# [Exercise task]
Set down the lines of the listing below that run from the one containing "thought-message: Good coffee" through the one containing "like-count: x 2 [243, 616, 269, 632]", both included, reproducing them without any change.

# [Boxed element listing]
┌──

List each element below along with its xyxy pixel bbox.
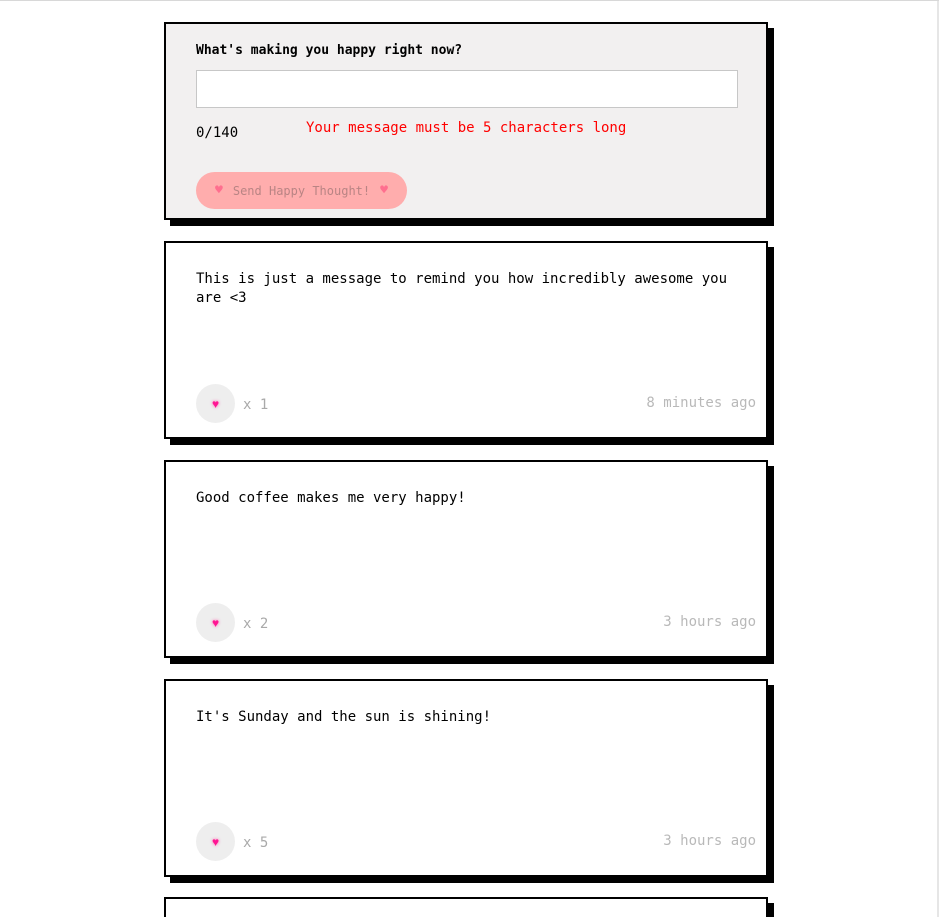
thought-message: Good coffee makes me very happy! [196, 490, 466, 506]
timestamp: 8 minutes ago [646, 395, 756, 411]
form-question: What's making you happy right now? [196, 43, 463, 58]
page: What's making you happy right now? 0/140… [0, 0, 939, 917]
error-message: Your message must be 5 characters long [306, 120, 627, 136]
like-count: x 2 [243, 616, 269, 632]
thought-message: This is just a message to remind you how… [196, 271, 728, 306]
timestamp: 3 hours ago [663, 614, 756, 630]
send-button[interactable]: ♥ Send Happy Thought! ♥ [196, 172, 407, 209]
like-button[interactable]: ♥ [196, 822, 235, 861]
heart-icon: ♥ [211, 834, 220, 849]
heart-icon: ♥ [380, 183, 388, 198]
timestamp: 3 hours ago [663, 833, 756, 849]
thought-input[interactable] [196, 70, 738, 108]
thought-card-partial [164, 897, 768, 917]
thought-card: Good coffee makes me very happy! ♥ x 2 3… [164, 460, 768, 658]
thought-message: It's Sunday and the sun is shining! [196, 709, 492, 725]
thought-card: This is just a message to remind you how… [164, 241, 768, 439]
like-button[interactable]: ♥ [196, 384, 235, 423]
heart-icon: ♥ [211, 615, 220, 630]
like-button[interactable]: ♥ [196, 603, 235, 642]
happy-thought-form: What's making you happy right now? 0/140… [164, 22, 768, 220]
like-count: x 1 [243, 397, 269, 413]
char-counter: 0/140 [196, 125, 239, 141]
send-button-label: Send Happy Thought! [232, 183, 371, 198]
heart-icon: ♥ [211, 396, 220, 411]
thought-card: It's Sunday and the sun is shining! ♥ x … [164, 679, 768, 877]
heart-icon: ♥ [215, 183, 223, 198]
like-count: x 5 [243, 835, 269, 851]
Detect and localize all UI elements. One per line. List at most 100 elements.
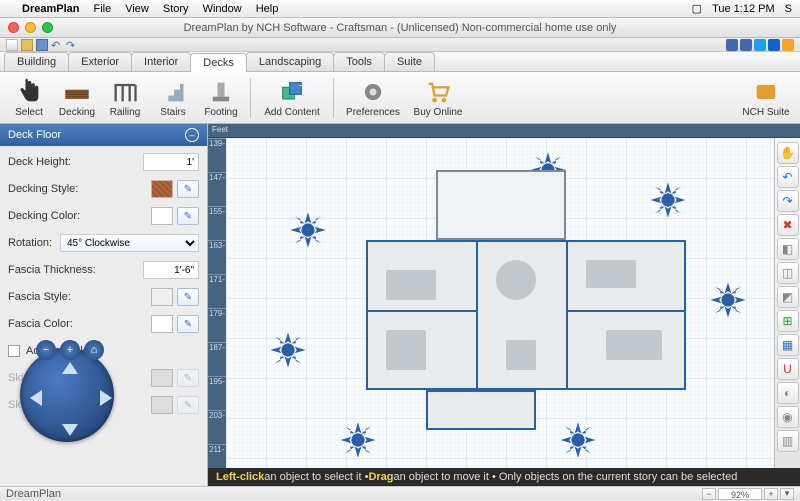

└──

# [Result for this task]
thought-message: Good coffee makes me very happy! [196, 490, 466, 506]
timestamp: 8 minutes ago [646, 395, 756, 411]
form-question: What's making you happy right now? [196, 43, 463, 58]
page: What's making you happy right now? 0/140… [0, 0, 939, 917]
error-message: Your message must be 5 characters long [306, 120, 627, 136]
like-count: x 2 [243, 616, 269, 632]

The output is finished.